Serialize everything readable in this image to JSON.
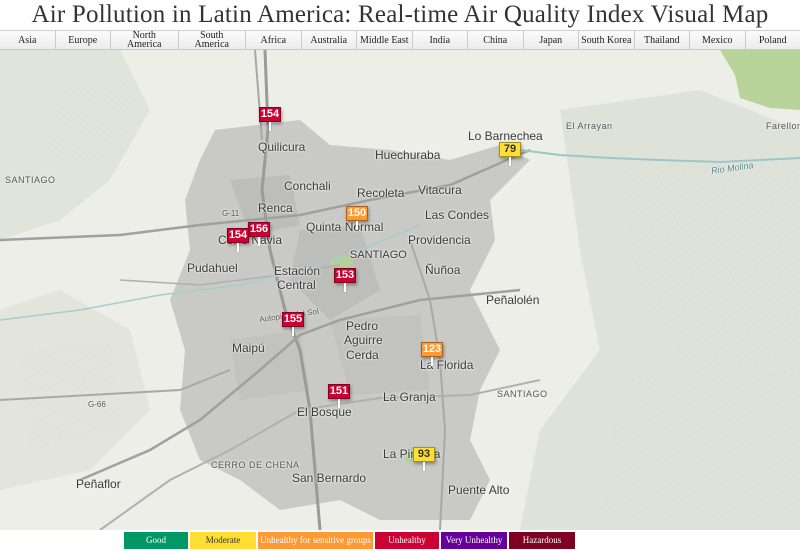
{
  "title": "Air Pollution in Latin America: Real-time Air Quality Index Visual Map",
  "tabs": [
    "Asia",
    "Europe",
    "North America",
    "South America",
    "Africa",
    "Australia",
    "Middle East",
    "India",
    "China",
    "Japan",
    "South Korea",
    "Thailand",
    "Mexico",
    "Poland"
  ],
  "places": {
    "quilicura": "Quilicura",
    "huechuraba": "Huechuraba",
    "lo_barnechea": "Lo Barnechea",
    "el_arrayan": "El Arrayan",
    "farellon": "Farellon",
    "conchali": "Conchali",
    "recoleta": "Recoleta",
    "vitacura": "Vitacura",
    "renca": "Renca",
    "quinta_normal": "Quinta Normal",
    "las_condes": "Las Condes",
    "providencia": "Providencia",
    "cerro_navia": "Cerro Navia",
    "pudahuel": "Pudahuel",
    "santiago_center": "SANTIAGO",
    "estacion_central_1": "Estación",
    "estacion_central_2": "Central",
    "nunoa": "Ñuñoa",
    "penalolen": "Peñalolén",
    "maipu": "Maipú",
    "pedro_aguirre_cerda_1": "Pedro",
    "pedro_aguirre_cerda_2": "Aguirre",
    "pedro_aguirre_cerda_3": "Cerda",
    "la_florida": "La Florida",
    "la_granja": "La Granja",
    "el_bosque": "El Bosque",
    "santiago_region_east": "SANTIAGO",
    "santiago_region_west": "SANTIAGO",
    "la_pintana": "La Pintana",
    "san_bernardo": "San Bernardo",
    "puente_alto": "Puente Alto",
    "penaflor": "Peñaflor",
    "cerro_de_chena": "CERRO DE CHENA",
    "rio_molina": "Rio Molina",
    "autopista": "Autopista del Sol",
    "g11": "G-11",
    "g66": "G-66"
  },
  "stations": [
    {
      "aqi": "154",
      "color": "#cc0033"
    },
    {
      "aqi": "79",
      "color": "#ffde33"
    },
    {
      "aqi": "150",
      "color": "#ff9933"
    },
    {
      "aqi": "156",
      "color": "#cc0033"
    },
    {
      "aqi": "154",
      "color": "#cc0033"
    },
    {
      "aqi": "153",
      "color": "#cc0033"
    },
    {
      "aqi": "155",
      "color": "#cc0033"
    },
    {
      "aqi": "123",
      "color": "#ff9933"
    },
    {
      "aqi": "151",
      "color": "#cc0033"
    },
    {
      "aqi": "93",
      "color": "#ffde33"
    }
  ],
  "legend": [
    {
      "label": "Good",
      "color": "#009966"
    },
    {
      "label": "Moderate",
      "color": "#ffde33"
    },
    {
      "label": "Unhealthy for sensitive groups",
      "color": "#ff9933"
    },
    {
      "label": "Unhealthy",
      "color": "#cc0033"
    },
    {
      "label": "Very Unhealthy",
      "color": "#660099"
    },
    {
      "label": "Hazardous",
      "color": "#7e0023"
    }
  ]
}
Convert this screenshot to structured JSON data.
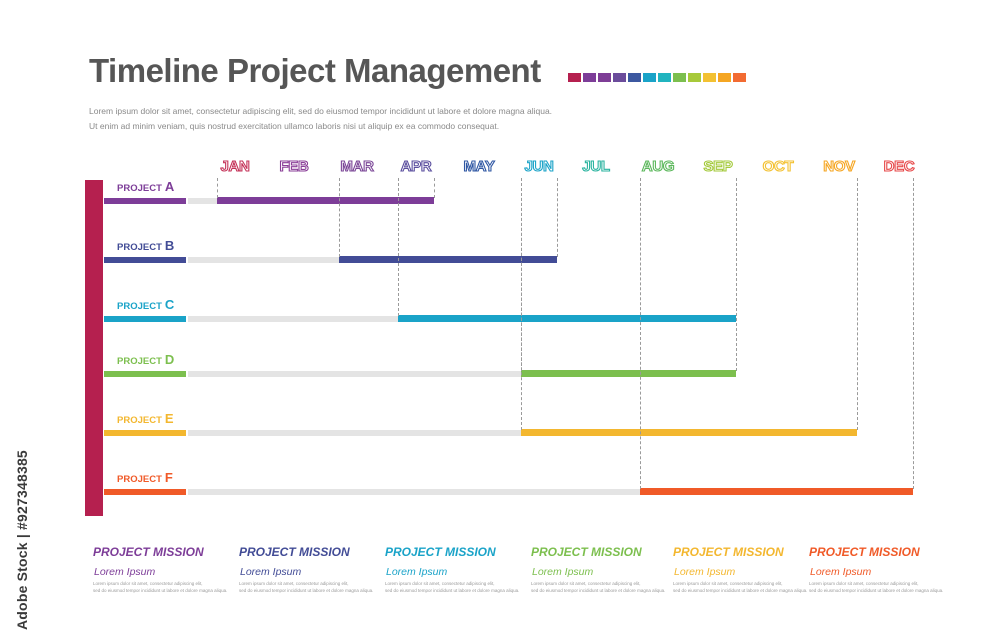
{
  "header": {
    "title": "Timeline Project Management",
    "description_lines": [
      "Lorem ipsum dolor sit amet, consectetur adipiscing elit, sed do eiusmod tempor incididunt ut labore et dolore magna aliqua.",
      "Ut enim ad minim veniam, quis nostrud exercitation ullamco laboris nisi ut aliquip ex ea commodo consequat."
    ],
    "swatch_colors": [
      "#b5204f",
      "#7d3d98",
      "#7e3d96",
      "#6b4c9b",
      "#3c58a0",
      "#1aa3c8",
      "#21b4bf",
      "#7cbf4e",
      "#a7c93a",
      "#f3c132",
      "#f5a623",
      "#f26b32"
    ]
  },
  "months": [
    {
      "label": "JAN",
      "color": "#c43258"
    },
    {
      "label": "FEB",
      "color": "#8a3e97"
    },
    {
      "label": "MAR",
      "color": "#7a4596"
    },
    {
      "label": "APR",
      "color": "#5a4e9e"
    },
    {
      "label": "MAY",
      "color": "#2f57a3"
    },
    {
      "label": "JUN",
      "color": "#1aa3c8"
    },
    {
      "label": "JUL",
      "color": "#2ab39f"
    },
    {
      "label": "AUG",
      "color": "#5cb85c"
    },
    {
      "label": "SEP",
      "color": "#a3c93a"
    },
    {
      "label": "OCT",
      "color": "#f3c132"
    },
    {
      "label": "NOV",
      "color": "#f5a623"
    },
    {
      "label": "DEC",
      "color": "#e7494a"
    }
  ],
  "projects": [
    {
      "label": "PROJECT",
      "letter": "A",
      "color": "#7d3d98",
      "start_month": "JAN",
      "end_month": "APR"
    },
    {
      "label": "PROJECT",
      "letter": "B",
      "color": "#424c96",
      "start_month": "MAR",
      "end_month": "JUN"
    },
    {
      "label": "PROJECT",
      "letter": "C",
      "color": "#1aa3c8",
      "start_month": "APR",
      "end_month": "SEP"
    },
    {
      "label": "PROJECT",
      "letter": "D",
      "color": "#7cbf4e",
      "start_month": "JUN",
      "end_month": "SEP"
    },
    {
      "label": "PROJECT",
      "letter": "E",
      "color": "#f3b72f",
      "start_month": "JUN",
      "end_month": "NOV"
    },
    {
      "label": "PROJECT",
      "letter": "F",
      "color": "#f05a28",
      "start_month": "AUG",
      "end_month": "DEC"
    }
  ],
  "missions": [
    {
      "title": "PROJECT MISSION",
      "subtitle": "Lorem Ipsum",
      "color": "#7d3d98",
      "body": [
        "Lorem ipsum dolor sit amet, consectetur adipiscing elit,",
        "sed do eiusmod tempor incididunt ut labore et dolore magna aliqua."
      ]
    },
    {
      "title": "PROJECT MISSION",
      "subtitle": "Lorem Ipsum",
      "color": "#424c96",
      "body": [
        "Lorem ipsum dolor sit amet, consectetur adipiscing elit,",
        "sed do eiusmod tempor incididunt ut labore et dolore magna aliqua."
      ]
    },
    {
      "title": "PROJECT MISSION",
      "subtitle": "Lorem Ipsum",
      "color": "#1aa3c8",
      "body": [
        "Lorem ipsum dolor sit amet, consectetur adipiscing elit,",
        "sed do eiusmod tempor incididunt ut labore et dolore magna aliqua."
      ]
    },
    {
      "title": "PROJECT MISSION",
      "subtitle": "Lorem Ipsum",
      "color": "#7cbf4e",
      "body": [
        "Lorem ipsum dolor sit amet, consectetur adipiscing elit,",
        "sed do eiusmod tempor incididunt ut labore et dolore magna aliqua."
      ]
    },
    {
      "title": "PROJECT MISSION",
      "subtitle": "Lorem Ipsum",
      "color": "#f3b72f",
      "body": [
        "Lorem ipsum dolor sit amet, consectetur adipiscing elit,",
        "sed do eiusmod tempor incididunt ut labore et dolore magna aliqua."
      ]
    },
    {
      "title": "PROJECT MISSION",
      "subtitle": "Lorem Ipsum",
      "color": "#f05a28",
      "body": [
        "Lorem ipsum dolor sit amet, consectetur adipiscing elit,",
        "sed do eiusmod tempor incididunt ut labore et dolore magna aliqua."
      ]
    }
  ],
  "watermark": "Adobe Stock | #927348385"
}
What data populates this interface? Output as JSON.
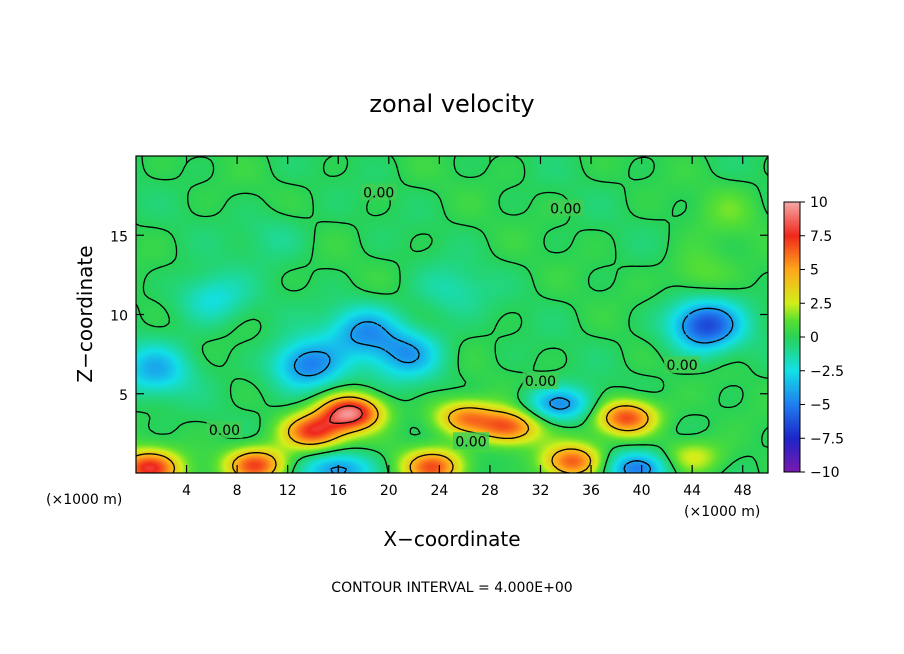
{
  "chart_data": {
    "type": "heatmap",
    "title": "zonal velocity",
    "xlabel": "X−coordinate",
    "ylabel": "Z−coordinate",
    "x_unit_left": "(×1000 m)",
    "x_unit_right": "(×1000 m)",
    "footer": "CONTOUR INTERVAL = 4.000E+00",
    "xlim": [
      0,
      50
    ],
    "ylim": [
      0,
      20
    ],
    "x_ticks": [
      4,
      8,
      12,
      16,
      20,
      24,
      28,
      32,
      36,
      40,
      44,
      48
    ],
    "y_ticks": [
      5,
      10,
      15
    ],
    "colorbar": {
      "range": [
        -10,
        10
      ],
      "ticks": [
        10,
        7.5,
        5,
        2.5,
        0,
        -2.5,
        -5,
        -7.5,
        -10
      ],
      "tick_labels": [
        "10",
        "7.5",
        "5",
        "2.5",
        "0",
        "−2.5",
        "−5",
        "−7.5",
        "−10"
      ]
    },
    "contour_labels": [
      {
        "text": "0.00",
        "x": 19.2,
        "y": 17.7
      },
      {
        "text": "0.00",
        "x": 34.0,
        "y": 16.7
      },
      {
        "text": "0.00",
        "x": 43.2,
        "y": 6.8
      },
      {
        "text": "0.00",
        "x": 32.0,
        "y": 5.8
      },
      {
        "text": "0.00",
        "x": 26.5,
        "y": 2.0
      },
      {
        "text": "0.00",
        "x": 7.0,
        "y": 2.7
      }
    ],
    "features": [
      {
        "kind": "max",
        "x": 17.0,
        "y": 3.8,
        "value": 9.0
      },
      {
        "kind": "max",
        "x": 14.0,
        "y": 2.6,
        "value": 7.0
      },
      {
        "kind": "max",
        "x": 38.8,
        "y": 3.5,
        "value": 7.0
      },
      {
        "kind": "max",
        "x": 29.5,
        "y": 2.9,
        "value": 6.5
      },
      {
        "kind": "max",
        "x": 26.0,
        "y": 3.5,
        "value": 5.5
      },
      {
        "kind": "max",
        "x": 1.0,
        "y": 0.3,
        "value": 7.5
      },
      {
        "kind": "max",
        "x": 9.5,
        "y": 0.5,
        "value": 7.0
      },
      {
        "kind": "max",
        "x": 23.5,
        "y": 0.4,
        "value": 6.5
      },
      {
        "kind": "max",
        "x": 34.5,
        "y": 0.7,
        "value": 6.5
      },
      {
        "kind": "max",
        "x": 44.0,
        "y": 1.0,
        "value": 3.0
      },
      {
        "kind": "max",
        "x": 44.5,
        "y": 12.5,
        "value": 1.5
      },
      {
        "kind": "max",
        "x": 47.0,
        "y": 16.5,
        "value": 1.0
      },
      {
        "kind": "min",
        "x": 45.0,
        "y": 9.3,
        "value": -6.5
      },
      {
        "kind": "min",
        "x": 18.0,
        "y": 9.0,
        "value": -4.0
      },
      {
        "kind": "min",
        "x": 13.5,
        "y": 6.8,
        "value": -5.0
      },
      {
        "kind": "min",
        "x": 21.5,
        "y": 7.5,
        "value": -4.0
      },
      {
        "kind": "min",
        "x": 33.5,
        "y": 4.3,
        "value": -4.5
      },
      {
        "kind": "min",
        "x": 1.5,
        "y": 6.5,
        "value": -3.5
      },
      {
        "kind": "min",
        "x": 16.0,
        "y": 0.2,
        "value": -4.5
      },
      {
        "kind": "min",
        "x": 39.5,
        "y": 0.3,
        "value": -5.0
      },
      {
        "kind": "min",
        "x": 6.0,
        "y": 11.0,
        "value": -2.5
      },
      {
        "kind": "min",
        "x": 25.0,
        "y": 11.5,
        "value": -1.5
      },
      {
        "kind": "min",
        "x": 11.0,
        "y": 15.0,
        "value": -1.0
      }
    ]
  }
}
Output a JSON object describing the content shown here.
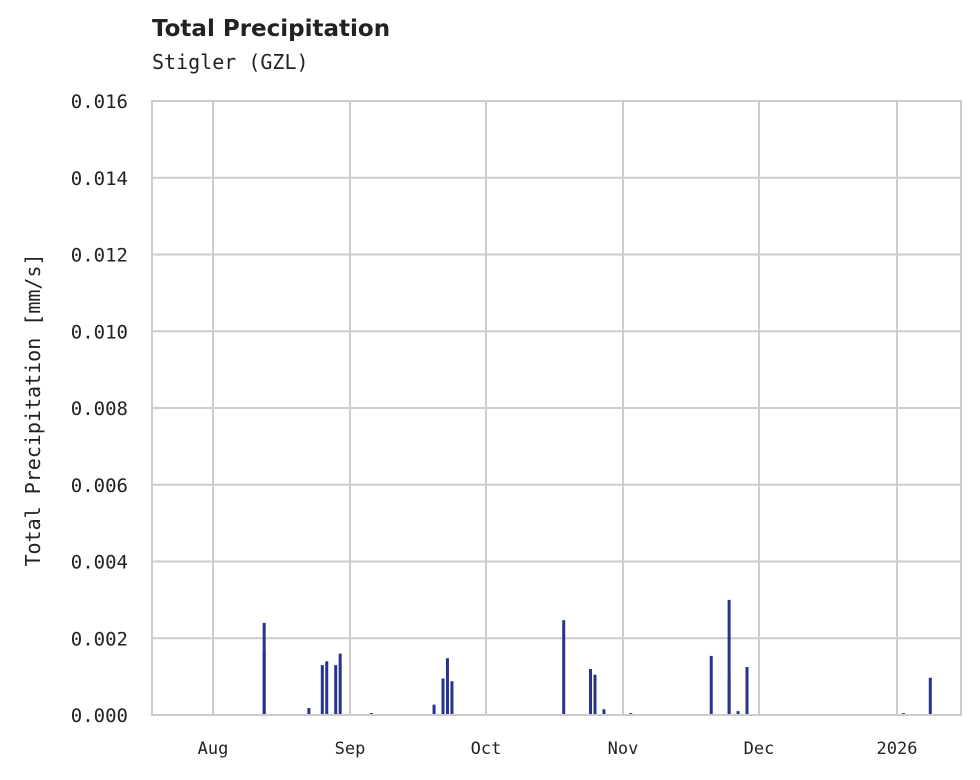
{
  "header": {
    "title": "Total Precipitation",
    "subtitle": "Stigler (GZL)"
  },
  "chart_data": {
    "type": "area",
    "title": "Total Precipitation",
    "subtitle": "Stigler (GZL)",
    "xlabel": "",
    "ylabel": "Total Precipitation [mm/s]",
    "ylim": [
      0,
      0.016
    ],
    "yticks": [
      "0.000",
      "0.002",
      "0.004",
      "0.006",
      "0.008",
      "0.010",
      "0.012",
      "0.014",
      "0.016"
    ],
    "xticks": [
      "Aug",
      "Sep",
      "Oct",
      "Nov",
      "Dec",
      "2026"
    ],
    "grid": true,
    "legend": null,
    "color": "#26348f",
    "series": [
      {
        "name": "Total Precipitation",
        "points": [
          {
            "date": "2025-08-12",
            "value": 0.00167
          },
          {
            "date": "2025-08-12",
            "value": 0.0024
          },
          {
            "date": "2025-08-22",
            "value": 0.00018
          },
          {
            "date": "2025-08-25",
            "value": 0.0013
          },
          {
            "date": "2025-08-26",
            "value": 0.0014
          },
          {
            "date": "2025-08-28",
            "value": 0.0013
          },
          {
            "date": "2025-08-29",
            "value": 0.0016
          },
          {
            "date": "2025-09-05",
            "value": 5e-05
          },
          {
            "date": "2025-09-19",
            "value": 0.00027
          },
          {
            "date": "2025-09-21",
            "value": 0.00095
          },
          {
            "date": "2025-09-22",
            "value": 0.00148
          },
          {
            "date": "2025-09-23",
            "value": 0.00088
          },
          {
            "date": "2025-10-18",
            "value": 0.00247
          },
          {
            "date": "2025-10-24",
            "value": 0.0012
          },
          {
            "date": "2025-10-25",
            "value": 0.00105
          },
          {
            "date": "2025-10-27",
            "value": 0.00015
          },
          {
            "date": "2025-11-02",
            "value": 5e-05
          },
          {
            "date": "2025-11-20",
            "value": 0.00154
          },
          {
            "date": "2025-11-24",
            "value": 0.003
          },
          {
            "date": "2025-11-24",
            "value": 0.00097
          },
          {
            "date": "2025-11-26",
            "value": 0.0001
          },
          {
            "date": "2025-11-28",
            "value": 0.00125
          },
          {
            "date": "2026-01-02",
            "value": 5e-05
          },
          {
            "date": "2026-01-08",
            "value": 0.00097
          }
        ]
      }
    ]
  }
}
++++++++++++++++++++
WHAT YOU SHOULD DO
Pull every line holding "Output" out of the records.

SOLUTION FOR THIS TASK
What data populates this interface? Output as JSON.
Output a JSON object describing the content shown here.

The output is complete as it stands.